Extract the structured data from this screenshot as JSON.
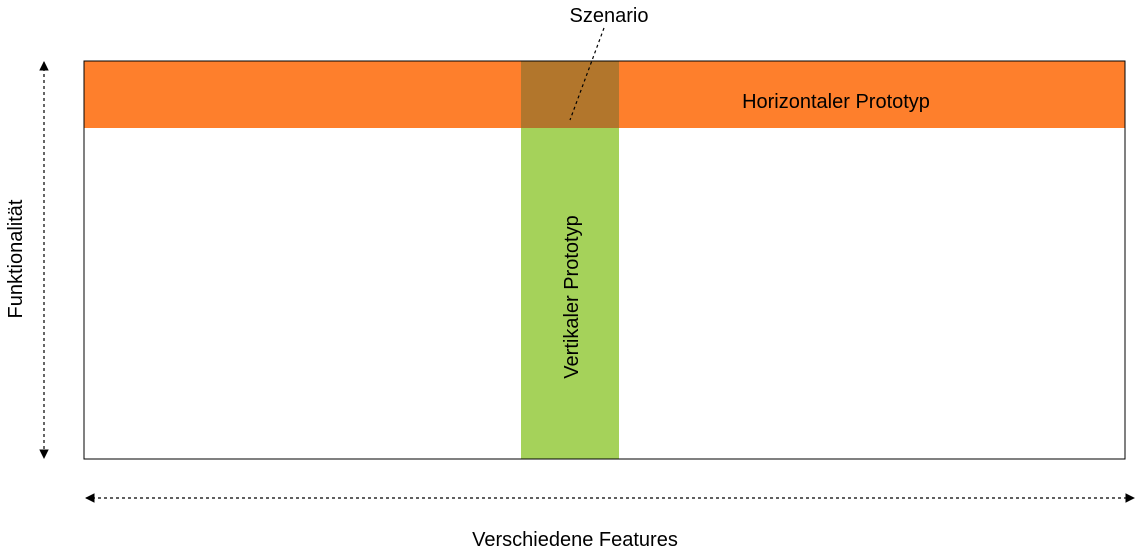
{
  "labels": {
    "scenario": "Szenario",
    "horizontal_prototype": "Horizontaler Prototyp",
    "vertical_prototype": "Vertikaler Prototyp",
    "y_axis": "Funktionalität",
    "x_axis": "Verschiedene Features"
  },
  "colors": {
    "horizontal_band": "#fe7f2c",
    "vertical_band": "#a5d25a",
    "intersection": "#b2762c",
    "frame": "#000000",
    "background": "#ffffff"
  }
}
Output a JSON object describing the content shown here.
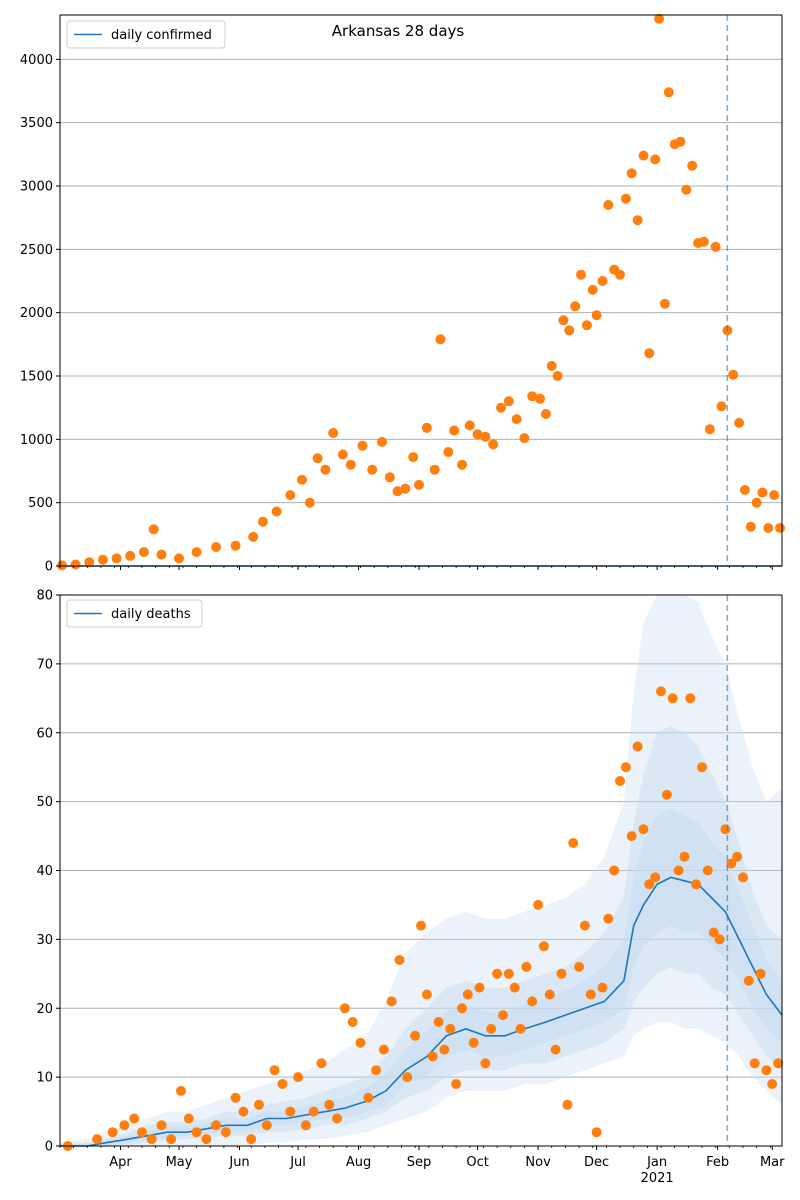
{
  "title": "Arkansas 28 days",
  "colors": {
    "line": "#1f77b4",
    "points": "#ff7f0e",
    "band": "#c6dbef",
    "vline": "#1f77b4",
    "grid": "#b0b0b0"
  },
  "x_axis": {
    "start_date": "2020-03-01",
    "end_date": "2021-03-06",
    "month_labels": [
      {
        "date": "2020-04-01",
        "label": "Apr"
      },
      {
        "date": "2020-05-01",
        "label": "May"
      },
      {
        "date": "2020-06-01",
        "label": "Jun"
      },
      {
        "date": "2020-07-01",
        "label": "Jul"
      },
      {
        "date": "2020-08-01",
        "label": "Aug"
      },
      {
        "date": "2020-09-01",
        "label": "Sep"
      },
      {
        "date": "2020-10-01",
        "label": "Oct"
      },
      {
        "date": "2020-11-01",
        "label": "Nov"
      },
      {
        "date": "2020-12-01",
        "label": "Dec"
      },
      {
        "date": "2021-01-01",
        "label": "Jan"
      },
      {
        "date": "2021-02-01",
        "label": "Feb"
      },
      {
        "date": "2021-03-01",
        "label": "Mar"
      }
    ],
    "year_label": {
      "date": "2021-01-01",
      "label": "2021"
    },
    "vline_date": "2021-02-06"
  },
  "chart_data": [
    {
      "type": "scatter",
      "legend": "daily confirmed",
      "legend_position": "upper-left",
      "ylim": [
        0,
        4350
      ],
      "yticks": [
        0,
        500,
        1000,
        1500,
        2000,
        2500,
        3000,
        3500,
        4000
      ],
      "grid": "y",
      "model_line": {
        "x": [
          "2020-03-01",
          "2021-03-06"
        ],
        "y": [
          0,
          0
        ]
      },
      "observed": {
        "x": [
          "2020-03-02",
          "2020-03-09",
          "2020-03-16",
          "2020-03-23",
          "2020-03-30",
          "2020-04-06",
          "2020-04-13",
          "2020-04-18",
          "2020-04-22",
          "2020-05-01",
          "2020-05-10",
          "2020-05-20",
          "2020-05-30",
          "2020-06-08",
          "2020-06-13",
          "2020-06-20",
          "2020-06-27",
          "2020-07-03",
          "2020-07-07",
          "2020-07-11",
          "2020-07-15",
          "2020-07-19",
          "2020-07-24",
          "2020-07-28",
          "2020-08-03",
          "2020-08-08",
          "2020-08-13",
          "2020-08-17",
          "2020-08-21",
          "2020-08-25",
          "2020-08-29",
          "2020-09-01",
          "2020-09-05",
          "2020-09-09",
          "2020-09-12",
          "2020-09-16",
          "2020-09-19",
          "2020-09-23",
          "2020-09-27",
          "2020-10-01",
          "2020-10-05",
          "2020-10-09",
          "2020-10-13",
          "2020-10-17",
          "2020-10-21",
          "2020-10-25",
          "2020-10-29",
          "2020-11-02",
          "2020-11-05",
          "2020-11-08",
          "2020-11-11",
          "2020-11-14",
          "2020-11-17",
          "2020-11-20",
          "2020-11-23",
          "2020-11-26",
          "2020-11-29",
          "2020-12-01",
          "2020-12-04",
          "2020-12-07",
          "2020-12-10",
          "2020-12-13",
          "2020-12-16",
          "2020-12-19",
          "2020-12-22",
          "2020-12-25",
          "2020-12-28",
          "2020-12-31",
          "2021-01-02",
          "2021-01-05",
          "2021-01-07",
          "2021-01-10",
          "2021-01-13",
          "2021-01-16",
          "2021-01-19",
          "2021-01-22",
          "2021-01-25",
          "2021-01-28",
          "2021-01-31",
          "2021-02-03",
          "2021-02-06",
          "2021-02-09",
          "2021-02-12",
          "2021-02-15",
          "2021-02-18",
          "2021-02-21",
          "2021-02-24",
          "2021-02-27",
          "2021-03-02",
          "2021-03-05"
        ],
        "y": [
          5,
          12,
          30,
          50,
          60,
          80,
          110,
          290,
          90,
          60,
          110,
          150,
          160,
          230,
          350,
          430,
          560,
          680,
          500,
          850,
          760,
          1050,
          880,
          800,
          950,
          760,
          980,
          700,
          590,
          610,
          860,
          640,
          1090,
          760,
          1790,
          900,
          1070,
          800,
          1110,
          1040,
          1020,
          960,
          1250,
          1300,
          1160,
          1010,
          1340,
          1320,
          1200,
          1580,
          1500,
          1940,
          1860,
          2050,
          2300,
          1900,
          2180,
          1980,
          2250,
          2850,
          2340,
          2300,
          2900,
          3100,
          2730,
          3240,
          1680,
          3210,
          4320,
          2070,
          3740,
          3330,
          3350,
          2970,
          3160,
          2550,
          2560,
          1080,
          2520,
          1260,
          1860,
          1510,
          1130,
          600,
          310,
          500,
          580,
          300,
          560,
          300
        ]
      }
    },
    {
      "type": "line",
      "legend": "daily deaths",
      "legend_position": "upper-left",
      "ylim": [
        0,
        80
      ],
      "yticks": [
        0,
        10,
        20,
        30,
        40,
        50,
        60,
        70,
        80
      ],
      "grid": "y",
      "model_line": {
        "x": [
          "2020-03-01",
          "2020-03-15",
          "2020-03-25",
          "2020-04-05",
          "2020-04-15",
          "2020-04-25",
          "2020-05-05",
          "2020-05-15",
          "2020-05-25",
          "2020-06-05",
          "2020-06-15",
          "2020-06-25",
          "2020-07-05",
          "2020-07-15",
          "2020-07-25",
          "2020-08-05",
          "2020-08-15",
          "2020-08-25",
          "2020-09-05",
          "2020-09-15",
          "2020-09-25",
          "2020-10-05",
          "2020-10-15",
          "2020-10-25",
          "2020-11-05",
          "2020-11-15",
          "2020-11-25",
          "2020-12-05",
          "2020-12-15",
          "2020-12-20",
          "2020-12-25",
          "2021-01-01",
          "2021-01-08",
          "2021-01-15",
          "2021-01-22",
          "2021-01-29",
          "2021-02-05",
          "2021-02-12",
          "2021-02-19",
          "2021-02-26",
          "2021-03-06"
        ],
        "y": [
          0,
          0,
          0.5,
          1,
          1.5,
          2,
          2,
          2.5,
          3,
          3,
          4,
          4,
          4.5,
          5,
          5.5,
          6.5,
          8,
          11,
          13,
          16,
          17,
          16,
          16,
          17,
          18,
          19,
          20,
          21,
          24,
          32,
          35,
          38,
          39,
          38.5,
          38,
          36,
          34,
          30,
          26,
          22,
          19
        ]
      },
      "bands": [
        {
          "name": "band-outer",
          "opacity": 0.35,
          "lower": [
            0,
            0,
            0,
            0,
            0,
            0,
            0,
            0,
            0,
            0,
            0.5,
            0.5,
            1,
            1,
            1.5,
            2,
            3,
            4,
            5,
            7,
            8,
            8,
            8,
            9,
            9,
            10,
            11,
            12,
            13,
            16,
            17,
            18,
            18,
            17,
            17,
            16,
            15,
            13,
            10,
            8,
            6
          ],
          "upper": [
            0.5,
            1,
            2,
            3,
            4,
            5,
            5,
            6,
            7,
            8,
            9,
            10,
            11,
            12,
            14,
            16,
            21,
            28,
            31,
            33,
            34,
            33,
            33,
            34,
            35,
            36,
            38,
            42,
            50,
            66,
            76,
            80,
            80,
            80,
            79,
            74,
            70,
            62,
            55,
            50,
            52
          ]
        },
        {
          "name": "band-middle",
          "opacity": 0.45,
          "lower": [
            0,
            0,
            0,
            0.2,
            0.5,
            0.8,
            1,
            1.2,
            1.5,
            1.5,
            2,
            2,
            2.5,
            3,
            3,
            4,
            5,
            7,
            8,
            10,
            11,
            11,
            11,
            12,
            12,
            13,
            14,
            15,
            17,
            21,
            23,
            25,
            26,
            25,
            25,
            23,
            22,
            19,
            16,
            13,
            11
          ],
          "upper": [
            0.2,
            0.5,
            1,
            2,
            3,
            3.5,
            3.5,
            4,
            5,
            5,
            6,
            6.5,
            7,
            8,
            9,
            10,
            13,
            17,
            20,
            23,
            24,
            23,
            23,
            24,
            25,
            26,
            28,
            31,
            36,
            47,
            54,
            60,
            61,
            60,
            58,
            54,
            50,
            44,
            37,
            32,
            30
          ]
        },
        {
          "name": "band-inner",
          "opacity": 0.55,
          "lower": [
            0,
            0,
            0.2,
            0.5,
            1,
            1.2,
            1.5,
            1.8,
            2,
            2,
            3,
            3,
            3.5,
            4,
            4,
            5,
            6,
            9,
            10,
            13,
            14,
            13,
            13,
            14,
            15,
            16,
            17,
            18,
            20,
            26,
            29,
            31,
            32,
            31,
            31,
            29,
            27,
            24,
            20,
            17,
            15
          ],
          "upper": [
            0,
            0.3,
            0.8,
            1.5,
            2.2,
            2.8,
            2.8,
            3.3,
            4,
            4,
            5,
            5,
            5.8,
            6.5,
            7,
            8.5,
            10.5,
            14,
            16.5,
            19.5,
            20.5,
            19.5,
            19.5,
            20.5,
            21.5,
            22.5,
            24,
            26,
            30,
            39,
            44,
            48,
            49,
            48,
            47,
            44,
            42,
            37,
            32,
            27,
            24
          ]
        }
      ],
      "observed": {
        "x": [
          "2020-03-05",
          "2020-03-20",
          "2020-03-28",
          "2020-04-03",
          "2020-04-08",
          "2020-04-12",
          "2020-04-17",
          "2020-04-22",
          "2020-04-27",
          "2020-05-02",
          "2020-05-06",
          "2020-05-10",
          "2020-05-15",
          "2020-05-20",
          "2020-05-25",
          "2020-05-30",
          "2020-06-03",
          "2020-06-07",
          "2020-06-11",
          "2020-06-15",
          "2020-06-19",
          "2020-06-23",
          "2020-06-27",
          "2020-07-01",
          "2020-07-05",
          "2020-07-09",
          "2020-07-13",
          "2020-07-17",
          "2020-07-21",
          "2020-07-25",
          "2020-07-29",
          "2020-08-02",
          "2020-08-06",
          "2020-08-10",
          "2020-08-14",
          "2020-08-18",
          "2020-08-22",
          "2020-08-26",
          "2020-08-30",
          "2020-09-02",
          "2020-09-05",
          "2020-09-08",
          "2020-09-11",
          "2020-09-14",
          "2020-09-17",
          "2020-09-20",
          "2020-09-23",
          "2020-09-26",
          "2020-09-29",
          "2020-10-02",
          "2020-10-05",
          "2020-10-08",
          "2020-10-11",
          "2020-10-14",
          "2020-10-17",
          "2020-10-20",
          "2020-10-23",
          "2020-10-26",
          "2020-10-29",
          "2020-11-01",
          "2020-11-04",
          "2020-11-07",
          "2020-11-10",
          "2020-11-13",
          "2020-11-16",
          "2020-11-19",
          "2020-11-22",
          "2020-11-25",
          "2020-11-28",
          "2020-12-01",
          "2020-12-04",
          "2020-12-07",
          "2020-12-10",
          "2020-12-13",
          "2020-12-16",
          "2020-12-19",
          "2020-12-22",
          "2020-12-25",
          "2020-12-28",
          "2020-12-31",
          "2021-01-03",
          "2021-01-06",
          "2021-01-09",
          "2021-01-12",
          "2021-01-15",
          "2021-01-18",
          "2021-01-21",
          "2021-01-24",
          "2021-01-27",
          "2021-01-30",
          "2021-02-02",
          "2021-02-05",
          "2021-02-08",
          "2021-02-11",
          "2021-02-14",
          "2021-02-17",
          "2021-02-20",
          "2021-02-23",
          "2021-02-26",
          "2021-03-01",
          "2021-03-04"
        ],
        "y": [
          0,
          1,
          2,
          3,
          4,
          2,
          1,
          3,
          1,
          8,
          4,
          2,
          1,
          3,
          2,
          7,
          5,
          1,
          6,
          3,
          11,
          9,
          5,
          10,
          3,
          5,
          12,
          6,
          4,
          20,
          18,
          15,
          7,
          11,
          14,
          21,
          27,
          10,
          16,
          32,
          22,
          13,
          18,
          14,
          17,
          9,
          20,
          22,
          15,
          23,
          12,
          17,
          25,
          19,
          25,
          23,
          17,
          26,
          21,
          35,
          29,
          22,
          14,
          25,
          6,
          44,
          26,
          32,
          22,
          2,
          23,
          33,
          40,
          53,
          55,
          45,
          58,
          46,
          38,
          39,
          66,
          51,
          65,
          40,
          42,
          65,
          38,
          55,
          40,
          31,
          30,
          46,
          41,
          42,
          39,
          24,
          12,
          25,
          11,
          9,
          12
        ]
      }
    }
  ]
}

- [BRIEF] Reply with one number only, the count of lines above that hold the string "daily".

- [EXERCISE SOLUTION] 2